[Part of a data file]
start

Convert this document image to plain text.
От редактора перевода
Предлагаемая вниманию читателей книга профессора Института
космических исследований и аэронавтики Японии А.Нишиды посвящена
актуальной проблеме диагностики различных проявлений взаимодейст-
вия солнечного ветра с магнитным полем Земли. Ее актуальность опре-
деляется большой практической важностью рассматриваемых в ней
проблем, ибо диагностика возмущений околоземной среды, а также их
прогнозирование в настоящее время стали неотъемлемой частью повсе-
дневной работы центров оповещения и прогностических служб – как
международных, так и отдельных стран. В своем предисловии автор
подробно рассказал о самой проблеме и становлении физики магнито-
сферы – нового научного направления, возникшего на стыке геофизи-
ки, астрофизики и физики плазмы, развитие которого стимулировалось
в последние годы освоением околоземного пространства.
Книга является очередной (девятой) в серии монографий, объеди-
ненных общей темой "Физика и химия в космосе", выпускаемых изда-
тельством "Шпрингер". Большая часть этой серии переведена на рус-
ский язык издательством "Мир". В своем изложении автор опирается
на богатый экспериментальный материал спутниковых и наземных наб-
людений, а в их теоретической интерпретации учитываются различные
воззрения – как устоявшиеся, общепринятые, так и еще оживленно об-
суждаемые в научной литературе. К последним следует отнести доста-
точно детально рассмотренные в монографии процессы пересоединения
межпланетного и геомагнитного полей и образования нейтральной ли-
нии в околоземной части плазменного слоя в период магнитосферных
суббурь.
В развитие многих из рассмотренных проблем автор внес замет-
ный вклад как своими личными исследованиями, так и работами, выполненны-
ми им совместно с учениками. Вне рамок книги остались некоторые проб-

end

▶ [What is being asked]
Return the full listing, character for character.

▶ [Task response]
Convert this document image to plain text.
От редактора перевода
Предлагаемая вниманию читателей книга профессора Института
космических исследований и аэронавтики Японии А.Нишиды посвящена
актуальной проблеме диагностики различных проявлений взаимодейст-
вия солнечного ветра с магнитным полем Земли. Ее актуальность опре-
деляется большой практической важностью рассматриваемых в ней
проблем, ибо диагностика возмущений околоземной среды, а также их
прогнозирование в настоящее время стали неотъемлемой частью повсе-
дневной работы центров оповещения и прогностических служб – как
международных, так и отдельных стран. В своем предисловии автор
подробно рассказал о самой проблеме и становлении физики магнито-
сферы – нового научного направления, возникшего на стыке геофизи-
ки, астрофизики и физики плазмы, развитие которого стимулировалось
в последние годы освоением околоземного пространства.
Книга является очередной (девятой) в серии монографий, объеди-
ненных общей темой "Физика и химия в космосе", выпускаемых изда-
тельством "Шпрингер". Большая часть этой серии переведена на рус-
ский язык издательством "Мир". В своем изложении автор опирается
на богатый экспериментальный материал спутниковых и наземных наб-
людений, а в их теоретической интерпретации учитываются различные
воззрения – как устоявшиеся, общепринятые, так и еще оживленно об-
суждаемые в научной литературе. К последним следует отнести доста-
точно детально рассмотренные в монографии процессы пересоединения
межпланетного и геомагнитного полей и образования нейтральной ли-
нии в околоземной части плазменного слоя в период магнитосферных
суббурь.
В развитие многих из рассмотренных проблем автор внес замет-
ный вклад как своими личными исследованиями, так и работами, выполненны-
ми им совместно с учениками. Вне рамок книги остались некоторые проб-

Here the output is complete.